┌─ RECORDS FOR THIS TASK

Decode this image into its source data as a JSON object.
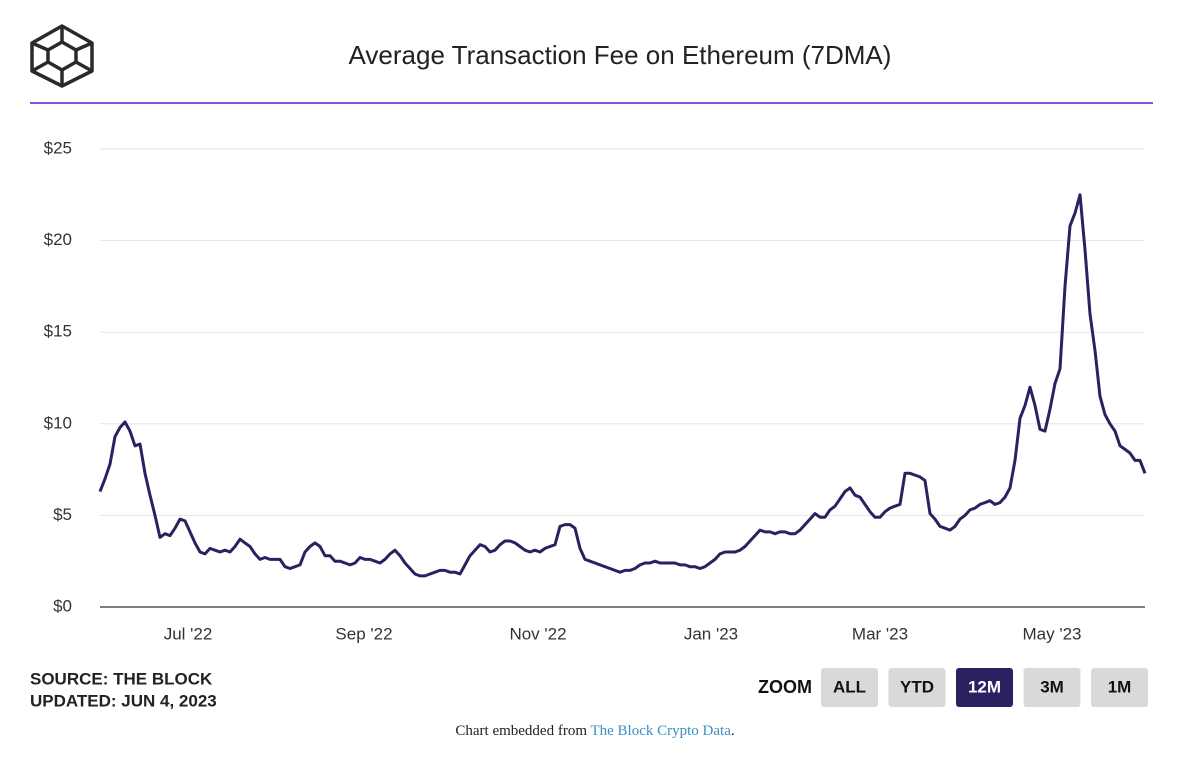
{
  "chart_data": {
    "type": "line",
    "title": "Average Transaction Fee on Ethereum (7DMA)",
    "color": "#2b2161",
    "values": [
      6.3,
      7.0,
      7.8,
      9.3,
      9.8,
      10.1,
      9.6,
      8.8,
      8.9,
      7.3,
      6.1,
      5.0,
      3.8,
      4.0,
      3.9,
      4.3,
      4.8,
      4.7,
      4.1,
      3.5,
      3.0,
      2.9,
      3.2,
      3.1,
      3.0,
      3.1,
      3.0,
      3.3,
      3.7,
      3.5,
      3.3,
      2.9,
      2.6,
      2.7,
      2.6,
      2.6,
      2.6,
      2.2,
      2.1,
      2.2,
      2.3,
      3.0,
      3.3,
      3.5,
      3.3,
      2.8,
      2.8,
      2.5,
      2.5,
      2.4,
      2.3,
      2.4,
      2.7,
      2.6,
      2.6,
      2.5,
      2.4,
      2.6,
      2.9,
      3.1,
      2.8,
      2.4,
      2.1,
      1.8,
      1.7,
      1.7,
      1.8,
      1.9,
      2.0,
      2.0,
      1.9,
      1.9,
      1.8,
      2.3,
      2.8,
      3.1,
      3.4,
      3.3,
      3.0,
      3.1,
      3.4,
      3.6,
      3.6,
      3.5,
      3.3,
      3.1,
      3.0,
      3.1,
      3.0,
      3.2,
      3.3,
      3.4,
      4.4,
      4.5,
      4.5,
      4.3,
      3.2,
      2.6,
      2.5,
      2.4,
      2.3,
      2.2,
      2.1,
      2.0,
      1.9,
      2.0,
      2.0,
      2.1,
      2.3,
      2.4,
      2.4,
      2.5,
      2.4,
      2.4,
      2.4,
      2.4,
      2.3,
      2.3,
      2.2,
      2.2,
      2.1,
      2.2,
      2.4,
      2.6,
      2.9,
      3.0,
      3.0,
      3.0,
      3.1,
      3.3,
      3.6,
      3.9,
      4.2,
      4.1,
      4.1,
      4.0,
      4.1,
      4.1,
      4.0,
      4.0,
      4.2,
      4.5,
      4.8,
      5.1,
      4.9,
      4.9,
      5.3,
      5.5,
      5.9,
      6.3,
      6.5,
      6.1,
      6.0,
      5.6,
      5.2,
      4.9,
      4.9,
      5.2,
      5.4,
      5.5,
      5.6,
      7.3,
      7.3,
      7.2,
      7.1,
      6.9,
      5.1,
      4.8,
      4.4,
      4.3,
      4.2,
      4.4,
      4.8,
      5.0,
      5.3,
      5.4,
      5.6,
      5.7,
      5.8,
      5.6,
      5.7,
      6.0,
      6.5,
      8.0,
      10.3,
      11.0,
      12.0,
      11.0,
      9.7,
      9.6,
      10.8,
      12.2,
      13.0,
      17.5,
      20.8,
      21.5,
      22.5,
      19.5,
      16.0,
      14.0,
      11.5,
      10.5,
      10.0,
      9.6,
      8.8,
      8.6,
      8.4,
      8.0,
      8.0,
      7.3
    ],
    "xlim": [
      0,
      209
    ],
    "xticks": [
      {
        "value": 17.6,
        "label": "Jul '22"
      },
      {
        "value": 52.8,
        "label": "Sep '22"
      },
      {
        "value": 87.6,
        "label": "Nov '22"
      },
      {
        "value": 122.2,
        "label": "Jan '23"
      },
      {
        "value": 156,
        "label": "Mar '23"
      },
      {
        "value": 190.4,
        "label": "May '23"
      }
    ],
    "ylim": [
      0,
      25
    ],
    "yticks": [
      {
        "value": 0,
        "label": "$0"
      },
      {
        "value": 5,
        "label": "$5"
      },
      {
        "value": 10,
        "label": "$10"
      },
      {
        "value": 15,
        "label": "$15"
      },
      {
        "value": 20,
        "label": "$20"
      },
      {
        "value": 25,
        "label": "$25"
      }
    ],
    "grid": true
  },
  "source": "SOURCE: THE BLOCK",
  "updated": "UPDATED: JUN 4, 2023",
  "zoom": {
    "label": "ZOOM",
    "options": [
      "ALL",
      "YTD",
      "12M",
      "3M",
      "1M"
    ],
    "active": 2
  },
  "footer": {
    "text": "Chart embedded from",
    "link": "The Block Crypto Data",
    "end": "."
  }
}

└─

## TASK BRIEF
Pick out each line in the material containing "source".

## FULL RESPONSE
Decode this image into its source data as a JSON object.
  "source": "SOURCE: THE BLOCK",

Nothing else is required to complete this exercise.